§ WHAT IS EXPECTED
Reproduce each line exactly.

§ MATERIAL SUPPLIED
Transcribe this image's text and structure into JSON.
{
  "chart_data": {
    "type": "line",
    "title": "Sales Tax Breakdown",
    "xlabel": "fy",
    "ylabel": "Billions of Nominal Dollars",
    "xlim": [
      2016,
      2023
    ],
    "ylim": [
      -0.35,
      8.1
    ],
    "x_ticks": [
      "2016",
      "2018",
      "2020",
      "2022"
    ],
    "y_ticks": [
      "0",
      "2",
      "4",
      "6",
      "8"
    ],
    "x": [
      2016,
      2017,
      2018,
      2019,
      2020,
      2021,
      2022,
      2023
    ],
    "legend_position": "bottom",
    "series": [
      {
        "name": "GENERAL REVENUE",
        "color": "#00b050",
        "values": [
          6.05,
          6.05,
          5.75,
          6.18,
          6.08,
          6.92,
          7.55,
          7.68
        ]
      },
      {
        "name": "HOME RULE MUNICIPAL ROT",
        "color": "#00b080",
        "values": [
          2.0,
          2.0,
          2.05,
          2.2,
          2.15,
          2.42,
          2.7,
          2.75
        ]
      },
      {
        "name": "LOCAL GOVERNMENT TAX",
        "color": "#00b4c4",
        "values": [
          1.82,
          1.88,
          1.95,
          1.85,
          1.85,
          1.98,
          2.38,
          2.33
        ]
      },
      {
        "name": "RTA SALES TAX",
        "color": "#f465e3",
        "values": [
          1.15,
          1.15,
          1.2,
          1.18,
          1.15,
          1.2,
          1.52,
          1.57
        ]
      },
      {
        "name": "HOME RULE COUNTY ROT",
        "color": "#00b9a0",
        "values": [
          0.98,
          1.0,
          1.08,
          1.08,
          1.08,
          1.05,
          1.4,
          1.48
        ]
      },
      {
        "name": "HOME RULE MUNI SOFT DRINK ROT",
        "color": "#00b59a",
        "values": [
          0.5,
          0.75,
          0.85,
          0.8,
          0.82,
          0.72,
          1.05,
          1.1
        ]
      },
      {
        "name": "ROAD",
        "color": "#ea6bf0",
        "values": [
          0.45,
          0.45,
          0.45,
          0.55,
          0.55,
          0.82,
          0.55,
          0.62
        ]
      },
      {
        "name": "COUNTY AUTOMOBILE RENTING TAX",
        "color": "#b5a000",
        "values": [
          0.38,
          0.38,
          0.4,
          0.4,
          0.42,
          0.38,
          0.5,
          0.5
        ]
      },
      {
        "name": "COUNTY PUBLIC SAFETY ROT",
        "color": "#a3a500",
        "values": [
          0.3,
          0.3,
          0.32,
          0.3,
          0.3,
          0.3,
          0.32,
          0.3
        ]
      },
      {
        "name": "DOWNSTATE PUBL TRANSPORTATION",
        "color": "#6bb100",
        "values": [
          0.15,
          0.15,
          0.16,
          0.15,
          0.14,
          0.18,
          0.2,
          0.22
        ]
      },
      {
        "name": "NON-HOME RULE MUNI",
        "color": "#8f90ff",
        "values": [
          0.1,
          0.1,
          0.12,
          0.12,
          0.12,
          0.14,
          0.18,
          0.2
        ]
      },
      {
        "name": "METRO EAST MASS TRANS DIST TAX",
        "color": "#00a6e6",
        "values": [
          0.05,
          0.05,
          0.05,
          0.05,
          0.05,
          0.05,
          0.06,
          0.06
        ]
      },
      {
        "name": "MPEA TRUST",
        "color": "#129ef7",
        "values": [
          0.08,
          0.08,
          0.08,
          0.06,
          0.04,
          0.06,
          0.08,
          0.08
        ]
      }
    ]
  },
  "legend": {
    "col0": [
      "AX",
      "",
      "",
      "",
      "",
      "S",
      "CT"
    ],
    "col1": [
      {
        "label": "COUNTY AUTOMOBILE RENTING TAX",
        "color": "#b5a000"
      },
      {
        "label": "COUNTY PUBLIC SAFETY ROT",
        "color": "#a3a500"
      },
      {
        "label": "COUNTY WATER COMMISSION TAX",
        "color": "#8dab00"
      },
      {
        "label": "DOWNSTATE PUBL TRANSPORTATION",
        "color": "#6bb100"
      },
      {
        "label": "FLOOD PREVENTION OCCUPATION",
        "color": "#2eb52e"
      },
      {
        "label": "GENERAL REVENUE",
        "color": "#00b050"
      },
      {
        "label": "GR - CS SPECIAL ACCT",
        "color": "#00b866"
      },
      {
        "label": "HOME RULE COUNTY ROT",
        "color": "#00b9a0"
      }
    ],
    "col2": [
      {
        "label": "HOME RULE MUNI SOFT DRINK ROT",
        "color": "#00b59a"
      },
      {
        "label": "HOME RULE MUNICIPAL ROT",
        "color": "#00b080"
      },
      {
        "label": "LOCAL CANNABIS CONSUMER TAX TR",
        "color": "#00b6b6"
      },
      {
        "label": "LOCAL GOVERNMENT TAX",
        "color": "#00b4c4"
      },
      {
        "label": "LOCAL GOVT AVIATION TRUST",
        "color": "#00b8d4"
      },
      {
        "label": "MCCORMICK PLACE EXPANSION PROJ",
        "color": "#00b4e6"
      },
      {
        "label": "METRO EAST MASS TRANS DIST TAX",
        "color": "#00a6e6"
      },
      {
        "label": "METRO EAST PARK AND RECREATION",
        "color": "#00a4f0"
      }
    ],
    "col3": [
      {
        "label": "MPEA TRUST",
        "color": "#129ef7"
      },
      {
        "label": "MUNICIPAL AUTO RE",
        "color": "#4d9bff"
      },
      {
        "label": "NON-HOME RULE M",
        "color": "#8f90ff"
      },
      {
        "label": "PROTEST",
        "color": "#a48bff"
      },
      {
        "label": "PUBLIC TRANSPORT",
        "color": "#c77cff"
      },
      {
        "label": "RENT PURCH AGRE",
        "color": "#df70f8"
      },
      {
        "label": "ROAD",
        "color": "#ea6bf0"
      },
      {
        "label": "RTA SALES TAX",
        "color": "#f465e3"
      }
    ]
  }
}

§ ANSWER FOR THE TASK
Transcribe this image's text and structure into JSON.
{
  "chart_data": {
    "type": "line",
    "title": "Sales Tax Breakdown",
    "xlabel": "fy",
    "ylabel": "Billions of Nominal Dollars",
    "xlim": [
      2016,
      2023
    ],
    "ylim": [
      -0.35,
      8.1
    ],
    "x_ticks": [
      "2016",
      "2018",
      "2020",
      "2022"
    ],
    "y_ticks": [
      "0",
      "2",
      "4",
      "6",
      "8"
    ],
    "x": [
      2016,
      2017,
      2018,
      2019,
      2020,
      2021,
      2022,
      2023
    ],
    "legend_position": "bottom",
    "series": [
      {
        "name": "GENERAL REVENUE",
        "color": "#00b050",
        "values": [
          6.05,
          6.05,
          5.75,
          6.18,
          6.08,
          6.92,
          7.55,
          7.68
        ]
      },
      {
        "name": "HOME RULE MUNICIPAL ROT",
        "color": "#00b080",
        "values": [
          2.0,
          2.0,
          2.05,
          2.2,
          2.15,
          2.42,
          2.7,
          2.75
        ]
      },
      {
        "name": "LOCAL GOVERNMENT TAX",
        "color": "#00b4c4",
        "values": [
          1.82,
          1.88,
          1.95,
          1.85,
          1.85,
          1.98,
          2.38,
          2.33
        ]
      },
      {
        "name": "RTA SALES TAX",
        "color": "#f465e3",
        "values": [
          1.15,
          1.15,
          1.2,
          1.18,
          1.15,
          1.2,
          1.52,
          1.57
        ]
      },
      {
        "name": "HOME RULE COUNTY ROT",
        "color": "#00b9a0",
        "values": [
          0.98,
          1.0,
          1.08,
          1.08,
          1.08,
          1.05,
          1.4,
          1.48
        ]
      },
      {
        "name": "HOME RULE MUNI SOFT DRINK ROT",
        "color": "#00b59a",
        "values": [
          0.5,
          0.75,
          0.85,
          0.8,
          0.82,
          0.72,
          1.05,
          1.1
        ]
      },
      {
        "name": "ROAD",
        "color": "#ea6bf0",
        "values": [
          0.45,
          0.45,
          0.45,
          0.55,
          0.55,
          0.82,
          0.55,
          0.62
        ]
      },
      {
        "name": "COUNTY AUTOMOBILE RENTING TAX",
        "color": "#b5a000",
        "values": [
          0.38,
          0.38,
          0.4,
          0.4,
          0.42,
          0.38,
          0.5,
          0.5
        ]
      },
      {
        "name": "COUNTY PUBLIC SAFETY ROT",
        "color": "#a3a500",
        "values": [
          0.3,
          0.3,
          0.32,
          0.3,
          0.3,
          0.3,
          0.32,
          0.3
        ]
      },
      {
        "name": "DOWNSTATE PUBL TRANSPORTATION",
        "color": "#6bb100",
        "values": [
          0.15,
          0.15,
          0.16,
          0.15,
          0.14,
          0.18,
          0.2,
          0.22
        ]
      },
      {
        "name": "NON-HOME RULE MUNI",
        "color": "#8f90ff",
        "values": [
          0.1,
          0.1,
          0.12,
          0.12,
          0.12,
          0.14,
          0.18,
          0.2
        ]
      },
      {
        "name": "METRO EAST MASS TRANS DIST TAX",
        "color": "#00a6e6",
        "values": [
          0.05,
          0.05,
          0.05,
          0.05,
          0.05,
          0.05,
          0.06,
          0.06
        ]
      },
      {
        "name": "MPEA TRUST",
        "color": "#129ef7",
        "values": [
          0.08,
          0.08,
          0.08,
          0.06,
          0.04,
          0.06,
          0.08,
          0.08
        ]
      }
    ]
  },
  "legend": {
    "col0": [
      "AX",
      "",
      "",
      "",
      "",
      "S",
      "CT"
    ],
    "col1": [
      {
        "label": "COUNTY AUTOMOBILE RENTING TAX",
        "color": "#b5a000"
      },
      {
        "label": "COUNTY PUBLIC SAFETY ROT",
        "color": "#a3a500"
      },
      {
        "label": "COUNTY WATER COMMISSION TAX",
        "color": "#8dab00"
      },
      {
        "label": "DOWNSTATE PUBL TRANSPORTATION",
        "color": "#6bb100"
      },
      {
        "label": "FLOOD PREVENTION OCCUPATION",
        "color": "#2eb52e"
      },
      {
        "label": "GENERAL REVENUE",
        "color": "#00b050"
      },
      {
        "label": "GR - CS SPECIAL ACCT",
        "color": "#00b866"
      },
      {
        "label": "HOME RULE COUNTY ROT",
        "color": "#00b9a0"
      }
    ],
    "col2": [
      {
        "label": "HOME RULE MUNI SOFT DRINK ROT",
        "color": "#00b59a"
      },
      {
        "label": "HOME RULE MUNICIPAL ROT",
        "color": "#00b080"
      },
      {
        "label": "LOCAL CANNABIS CONSUMER TAX TR",
        "color": "#00b6b6"
      },
      {
        "label": "LOCAL GOVERNMENT TAX",
        "color": "#00b4c4"
      },
      {
        "label": "LOCAL GOVT AVIATION TRUST",
        "color": "#00b8d4"
      },
      {
        "label": "MCCORMICK PLACE EXPANSION PROJ",
        "color": "#00b4e6"
      },
      {
        "label": "METRO EAST MASS TRANS DIST TAX",
        "color": "#00a6e6"
      },
      {
        "label": "METRO EAST PARK AND RECREATION",
        "color": "#00a4f0"
      }
    ],
    "col3": [
      {
        "label": "MPEA TRUST",
        "color": "#129ef7"
      },
      {
        "label": "MUNICIPAL AUTO RE",
        "color": "#4d9bff"
      },
      {
        "label": "NON-HOME RULE M",
        "color": "#8f90ff"
      },
      {
        "label": "PROTEST",
        "color": "#a48bff"
      },
      {
        "label": "PUBLIC TRANSPORT",
        "color": "#c77cff"
      },
      {
        "label": "RENT PURCH AGRE",
        "color": "#df70f8"
      },
      {
        "label": "ROAD",
        "color": "#ea6bf0"
      },
      {
        "label": "RTA SALES TAX",
        "color": "#f465e3"
      }
    ]
  }
}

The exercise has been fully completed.